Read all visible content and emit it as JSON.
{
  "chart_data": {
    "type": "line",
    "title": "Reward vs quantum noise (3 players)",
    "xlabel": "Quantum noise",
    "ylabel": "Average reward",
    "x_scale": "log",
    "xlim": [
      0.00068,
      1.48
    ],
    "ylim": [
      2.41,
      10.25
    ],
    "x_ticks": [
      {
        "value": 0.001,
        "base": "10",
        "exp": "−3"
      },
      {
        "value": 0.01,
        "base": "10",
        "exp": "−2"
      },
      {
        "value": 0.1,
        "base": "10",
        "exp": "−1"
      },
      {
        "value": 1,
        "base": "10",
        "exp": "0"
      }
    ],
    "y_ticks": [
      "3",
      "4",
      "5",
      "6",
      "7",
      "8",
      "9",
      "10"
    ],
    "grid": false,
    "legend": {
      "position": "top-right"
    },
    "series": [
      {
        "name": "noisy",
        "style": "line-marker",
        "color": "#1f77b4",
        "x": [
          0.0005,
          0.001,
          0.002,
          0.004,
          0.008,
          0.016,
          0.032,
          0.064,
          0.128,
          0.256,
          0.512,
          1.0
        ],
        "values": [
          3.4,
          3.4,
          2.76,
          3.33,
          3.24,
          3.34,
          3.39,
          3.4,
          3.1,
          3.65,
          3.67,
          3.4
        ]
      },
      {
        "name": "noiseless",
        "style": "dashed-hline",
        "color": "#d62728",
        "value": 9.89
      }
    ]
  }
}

::::::::::

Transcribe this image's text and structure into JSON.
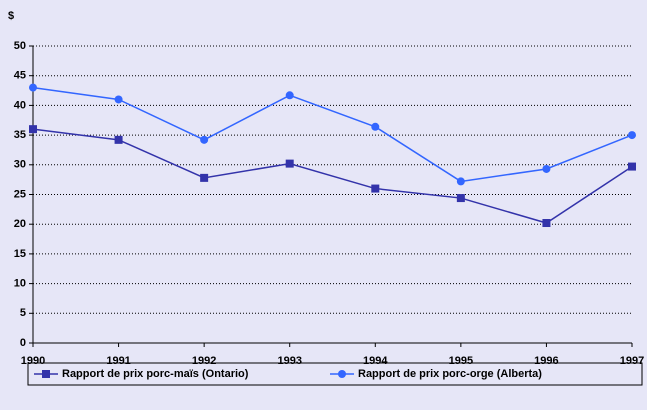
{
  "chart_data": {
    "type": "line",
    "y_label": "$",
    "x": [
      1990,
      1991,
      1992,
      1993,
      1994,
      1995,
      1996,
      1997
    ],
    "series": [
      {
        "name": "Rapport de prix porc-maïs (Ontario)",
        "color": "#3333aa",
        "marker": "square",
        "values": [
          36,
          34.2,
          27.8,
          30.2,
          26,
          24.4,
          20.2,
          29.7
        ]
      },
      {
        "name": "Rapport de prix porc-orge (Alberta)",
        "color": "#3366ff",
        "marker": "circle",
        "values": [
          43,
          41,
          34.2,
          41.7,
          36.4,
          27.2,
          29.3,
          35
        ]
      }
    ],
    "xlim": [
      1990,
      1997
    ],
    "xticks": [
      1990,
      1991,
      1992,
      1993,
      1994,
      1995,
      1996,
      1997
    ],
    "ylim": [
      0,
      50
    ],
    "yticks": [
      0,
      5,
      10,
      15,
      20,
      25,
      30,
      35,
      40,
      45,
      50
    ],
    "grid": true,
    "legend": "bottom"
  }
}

::::::::::

** Work to complete **
Report how many lines include the word "porc". Give nothing but the number.

** Result below **
2